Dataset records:
Begin

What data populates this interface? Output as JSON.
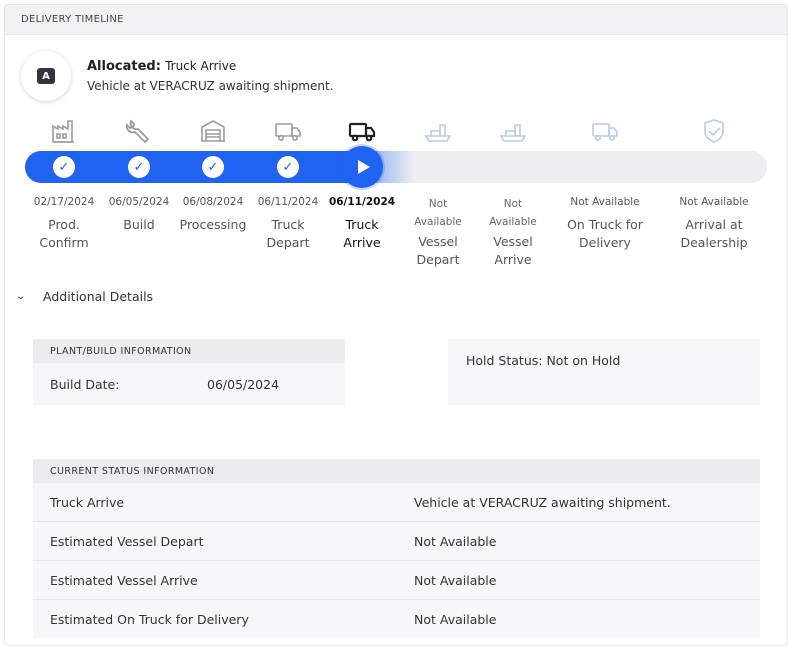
{
  "header": {
    "title": "DELIVERY TIMELINE"
  },
  "status": {
    "icon_letter": "A",
    "label": "Allocated:",
    "value": "Truck Arrive",
    "subtitle": "Vehicle at VERACRUZ awaiting shipment."
  },
  "timeline": {
    "progress_percent": 46.5,
    "stages": [
      {
        "icon": "factory-icon",
        "date": "02/17/2024",
        "label_line1": "Prod.",
        "label_line2": "Confirm",
        "state": "done"
      },
      {
        "icon": "wrench-icon",
        "date": "06/05/2024",
        "label_line1": "Build",
        "label_line2": "",
        "state": "done"
      },
      {
        "icon": "warehouse-icon",
        "date": "06/08/2024",
        "label_line1": "Processing",
        "label_line2": "",
        "state": "done"
      },
      {
        "icon": "truck-icon",
        "date": "06/11/2024",
        "label_line1": "Truck",
        "label_line2": "Depart",
        "state": "done"
      },
      {
        "icon": "truck-icon",
        "date": "06/11/2024",
        "label_line1": "Truck",
        "label_line2": "Arrive",
        "state": "current"
      },
      {
        "icon": "ship-icon",
        "date_line1": "Not",
        "date_line2": "Available",
        "label_line1": "Vessel",
        "label_line2": "Depart",
        "state": "pending"
      },
      {
        "icon": "ship-icon",
        "date_line1": "Not",
        "date_line2": "Available",
        "label_line1": "Vessel",
        "label_line2": "Arrive",
        "state": "pending"
      },
      {
        "icon": "delivery-truck-icon",
        "date": "Not Available",
        "label_line1": "On Truck for",
        "label_line2": "Delivery",
        "state": "pending"
      },
      {
        "icon": "shield-check-icon",
        "date": "Not Available",
        "label_line1": "Arrival at",
        "label_line2": "Dealership",
        "state": "pending"
      }
    ]
  },
  "additional_details": {
    "label": "Additional Details"
  },
  "plant_info": {
    "heading": "PLANT/BUILD INFORMATION",
    "build_date_label": "Build Date:",
    "build_date_value": "06/05/2024"
  },
  "hold": {
    "text": "Hold Status: Not on Hold"
  },
  "current_status": {
    "heading": "CURRENT STATUS INFORMATION",
    "rows": [
      {
        "key": "Truck Arrive",
        "value": "Vehicle at VERACRUZ awaiting shipment."
      },
      {
        "key": "Estimated Vessel Depart",
        "value": "Not Available"
      },
      {
        "key": "Estimated Vessel Arrive",
        "value": "Not Available"
      },
      {
        "key": "Estimated On Truck for Delivery",
        "value": "Not Available"
      }
    ]
  },
  "colors": {
    "accent": "#1f63f0",
    "track": "#edeef2",
    "icon_done": "#9a9ca1",
    "icon_current": "#222222",
    "icon_pending": "#b8cce4"
  }
}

End

→ **Your task**: Can you restate all the records above word for word while dropping the pictures?

→ **Answer to this problem**:
What data populates this interface? Output as JSON.
{
  "header": {
    "title": "DELIVERY TIMELINE"
  },
  "status": {
    "icon_letter": "A",
    "label": "Allocated:",
    "value": "Truck Arrive",
    "subtitle": "Vehicle at VERACRUZ awaiting shipment."
  },
  "timeline": {
    "progress_percent": 46.5,
    "stages": [
      {
        "icon": "factory-icon",
        "date": "02/17/2024",
        "label_line1": "Prod.",
        "label_line2": "Confirm",
        "state": "done"
      },
      {
        "icon": "wrench-icon",
        "date": "06/05/2024",
        "label_line1": "Build",
        "label_line2": "",
        "state": "done"
      },
      {
        "icon": "warehouse-icon",
        "date": "06/08/2024",
        "label_line1": "Processing",
        "label_line2": "",
        "state": "done"
      },
      {
        "icon": "truck-icon",
        "date": "06/11/2024",
        "label_line1": "Truck",
        "label_line2": "Depart",
        "state": "done"
      },
      {
        "icon": "truck-icon",
        "date": "06/11/2024",
        "label_line1": "Truck",
        "label_line2": "Arrive",
        "state": "current"
      },
      {
        "icon": "ship-icon",
        "date_line1": "Not",
        "date_line2": "Available",
        "label_line1": "Vessel",
        "label_line2": "Depart",
        "state": "pending"
      },
      {
        "icon": "ship-icon",
        "date_line1": "Not",
        "date_line2": "Available",
        "label_line1": "Vessel",
        "label_line2": "Arrive",
        "state": "pending"
      },
      {
        "icon": "delivery-truck-icon",
        "date": "Not Available",
        "label_line1": "On Truck for",
        "label_line2": "Delivery",
        "state": "pending"
      },
      {
        "icon": "shield-check-icon",
        "date": "Not Available",
        "label_line1": "Arrival at",
        "label_line2": "Dealership",
        "state": "pending"
      }
    ]
  },
  "additional_details": {
    "label": "Additional Details"
  },
  "plant_info": {
    "heading": "PLANT/BUILD INFORMATION",
    "build_date_label": "Build Date:",
    "build_date_value": "06/05/2024"
  },
  "hold": {
    "text": "Hold Status: Not on Hold"
  },
  "current_status": {
    "heading": "CURRENT STATUS INFORMATION",
    "rows": [
      {
        "key": "Truck Arrive",
        "value": "Vehicle at VERACRUZ awaiting shipment."
      },
      {
        "key": "Estimated Vessel Depart",
        "value": "Not Available"
      },
      {
        "key": "Estimated Vessel Arrive",
        "value": "Not Available"
      },
      {
        "key": "Estimated On Truck for Delivery",
        "value": "Not Available"
      }
    ]
  },
  "colors": {
    "accent": "#1f63f0",
    "track": "#edeef2",
    "icon_done": "#9a9ca1",
    "icon_current": "#222222",
    "icon_pending": "#b8cce4"
  }
}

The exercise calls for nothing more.